- **Aim of the task**: Find each line with the word "this" and copy it.
====== Input ======
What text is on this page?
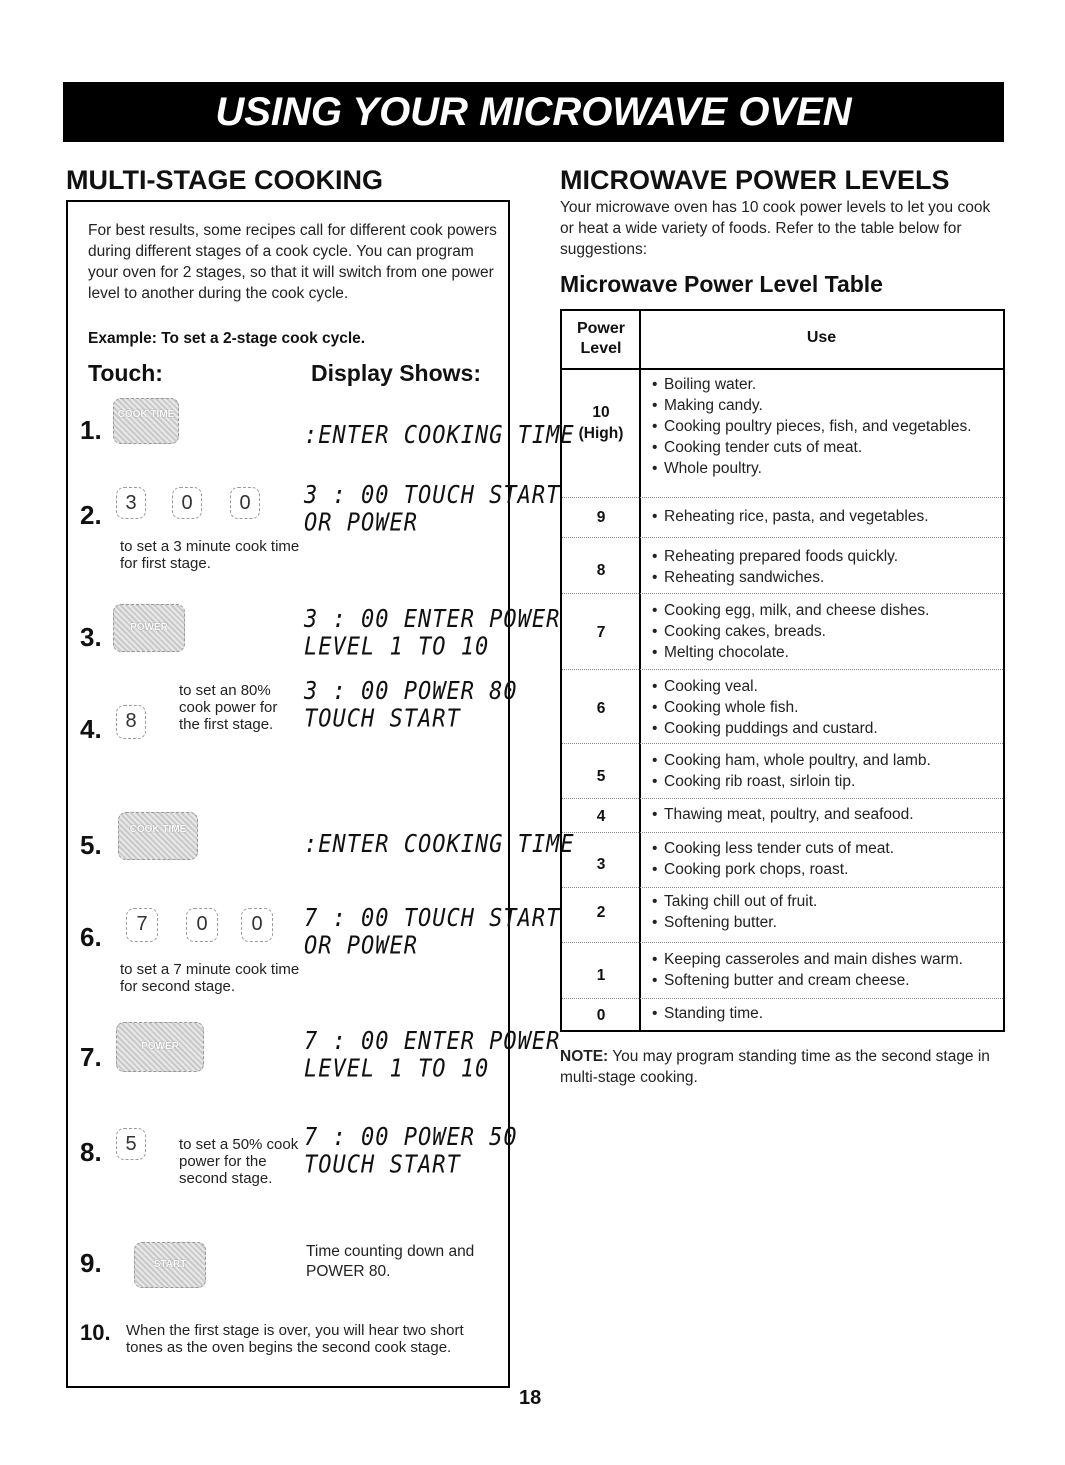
USING YOUR MICROWAVE OVEN
MULTI-STAGE COOKING
For best results, some recipes call for different cook powers during different stages of a cook cycle. You can program your oven for 2 stages, so that it will switch from one power level to another during the cook cycle.
Example: To set a 2-stage cook cycle.
Touch:	Display Shows:
1.
COOK TIME
:ENTER COOKING TIME
2.	3	0	0
to set a 3 minute cook time for first stage.
3 : 00 TOUCH START
OR POWER
3.	POWER	3 : 00 ENTER POWER
LEVEL 1 TO 10
4.	8
to set an 80% cook power for the first stage.
3 : 00 POWER 80
TOUCH START
5.
COOK TIME
:ENTER COOKING TIME
6.	7	0	0
to set a 7 minute cook time for second stage.
7 : 00 TOUCH START
OR POWER
7.	POWER	7 : 00 ENTER POWER
LEVEL 1 TO 10
8.	5	to set a 50% cook power for the second stage.
7 : 00 POWER 50
TOUCH START
9.	START
Time counting down and POWER 80.
10. When the first stage is over, you will hear two short tones as the oven begins the second cook stage.
MICROWAVE POWER LEVELS
Your microwave oven has 10 cook power levels to let you cook or heat a wide variety of foods. Refer to the table below for suggestions:
Microwave Power Level Table
Power
Level
Use
10
(High)
• Boiling water.
• Making candy.
• Cooking poultry pieces, fish, and vegetables.
• Cooking tender cuts of meat.
• Whole poultry.
9	• Reheating rice, pasta, and vegetables.
8
• Reheating prepared foods quickly.
• Reheating sandwiches.
7
• Cooking egg, milk, and cheese dishes.
• Cooking cakes, breads.
• Melting chocolate.
6
• Cooking veal.
• Cooking whole fish.
• Cooking puddings and custard.
5
• Cooking ham, whole poultry, and lamb.
• Cooking rib roast, sirloin tip.
4	• Thawing meat, poultry, and seafood.
3
• Cooking less tender cuts of meat.
• Cooking pork chops, roast.
2
• Taking chill out of fruit.
• Softening butter.
1
• Keeping casseroles and main dishes warm.
• Softening butter and cream cheese.
0	• Standing time.
NOTE: You may program standing time as the second stage in multi-stage cooking.
18
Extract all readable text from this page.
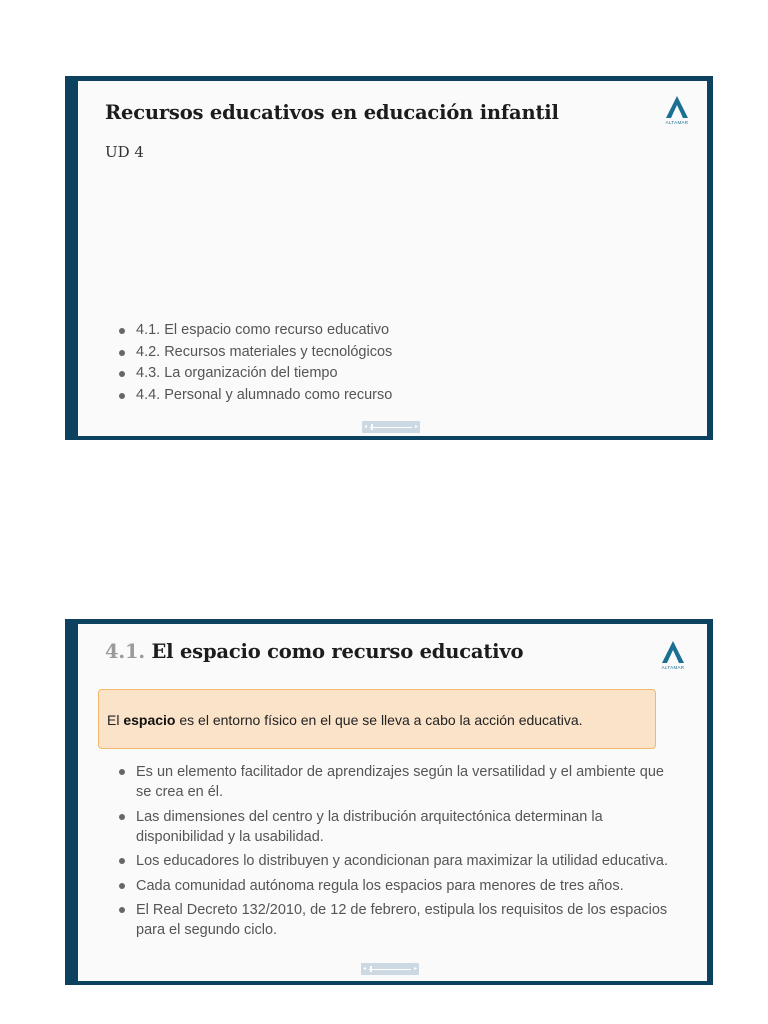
Recursos educativos en educación infantil
UD 4
ALTAMAR
4.1. El espacio como recurso educativo
4.2. Recursos materiales y tecnológicos
4.3. La organización del tiempo
4.4. Personal y alumnado como recurso
◂	▸
4.1. El espacio como recurso educativo
ALTAMAR
El espacio es el entorno físico en el que se lleva a cabo la acción educativa.
Es un elemento facilitador de aprendizajes según la versatilidad y el ambiente que se crea en él.
Las dimensiones del centro y la distribución arquitectónica determinan la disponibilidad y la usabilidad.
Los educadores lo distribuyen y acondicionan para maximizar la utilidad educativa.
Cada comunidad autónoma regula los espacios para menores de tres años.
El Real Decreto 132/2010, de 12 de febrero, estipula los requisitos de los espacios para el segundo ciclo.
◂	▸
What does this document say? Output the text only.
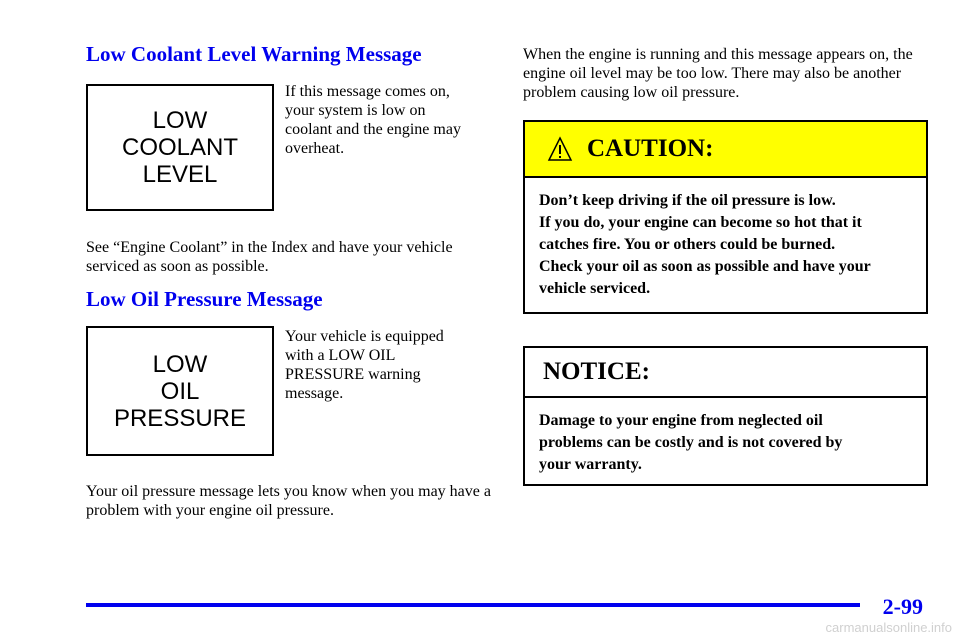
Low Coolant Level Warning Message
LOW
COOLANT
LEVEL

If this message comes on, your system is low on coolant and the engine may overheat.

See “Engine Coolant” in the Index and have your vehicle serviced as soon as possible.

Low Oil Pressure Message
LOW
OIL
PRESSURE

Your vehicle is equipped with a LOW OIL PRESSURE warning message.

Your oil pressure message lets you know when you may have a problem with your engine oil pressure.

When the engine is running and this message appears on, the engine oil level may be too low. There may also be another problem causing low oil pressure.

CAUTION:
Don’t keep driving if the oil pressure is low.
If you do, your engine can become so hot that it
catches fire. You or others could be burned.
Check your oil as soon as possible and have your
vehicle serviced.
NOTICE:
Damage to your engine from neglected oil
problems can be costly and is not covered by
your warranty.
2-99
carmanualsonline.info
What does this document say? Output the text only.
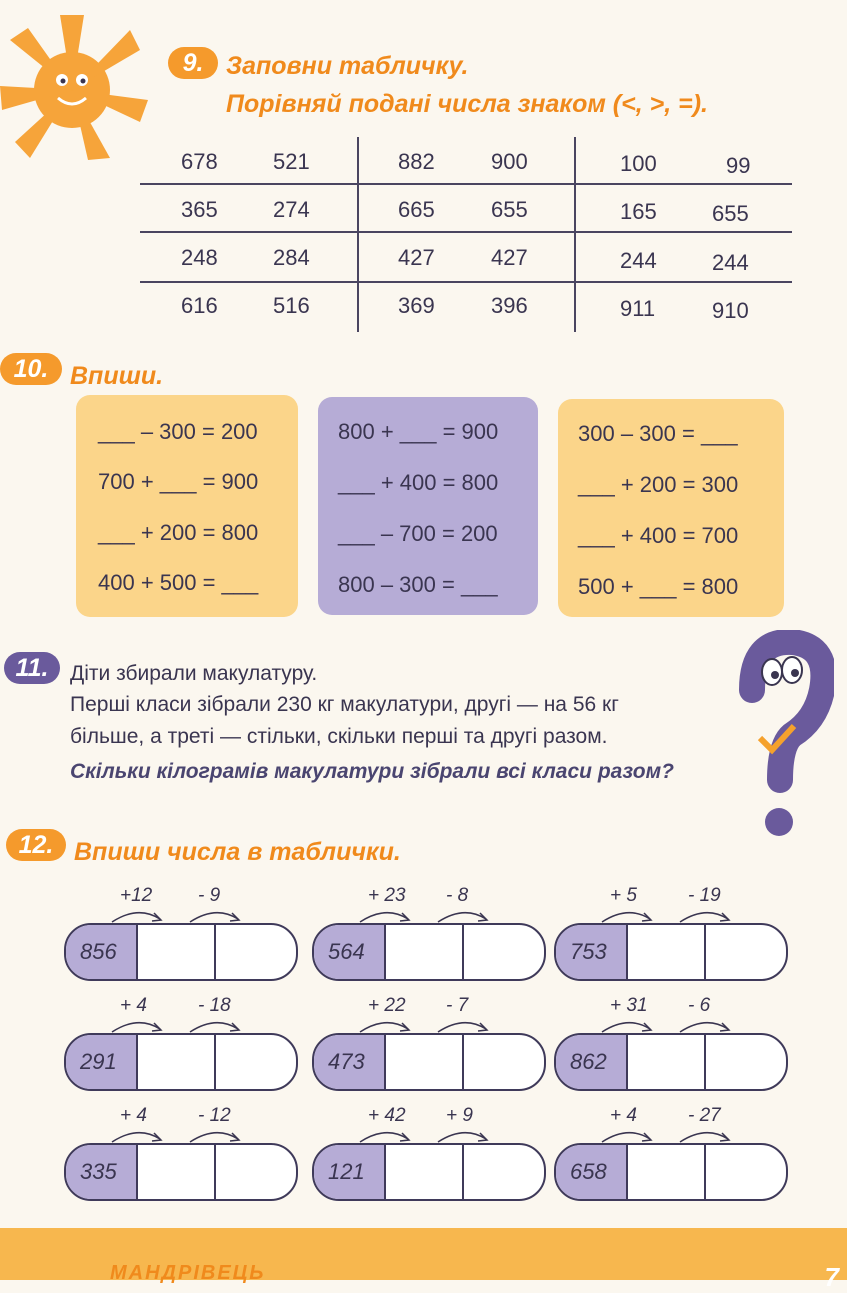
9. Заповни табличку.
Порівняй подані числа знаком (<, >, =).
678	521	882	900	100	99
365	274	665	655	165	655
248	284	427	427	244	244
616	516	369	396	911	910
10. Впиши.
___ – 300 = 200
700 + ___ = 900
___ + 200 = 800
400 + 500 = ___
800 + ___ = 900
___ + 400 = 800
___ – 700 = 200
800 – 300 = ___
300 – 300 = ___
___ + 200 = 300
___ + 400 = 700
500 + ___ = 800
11.	Діти збирали макулатуру.
Перші класи зібрали 230 кг макулатури, другі — на 56 кг
більше, а треті — стільки, скільки перші та другі разом.
Скільки кілограмів макулатури зібрали всі класи разом?
12. Впиши числа в таблички.
+12 - 9
856
+ 23 - 8
564
+ 5	- 19
753
+ 4	- 18
291
+ 22 - 7
473
+ 31 - 6
862
+ 4	- 12
335
+ 42 + 9
121
+ 4	- 27
658
МАНДРІВЕЦЬ	7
======
- **Written answer**:
What text is on this page?
Extract all readable text from this page.
What does this document say? Output the text only.
If this message comes on, your system is low on coolant and the engine may overheat.
When the engine is running and this message appears on, the engine oil level may be too low. There may also be another problem causing low oil pressure.
What does this document say? Output the text only.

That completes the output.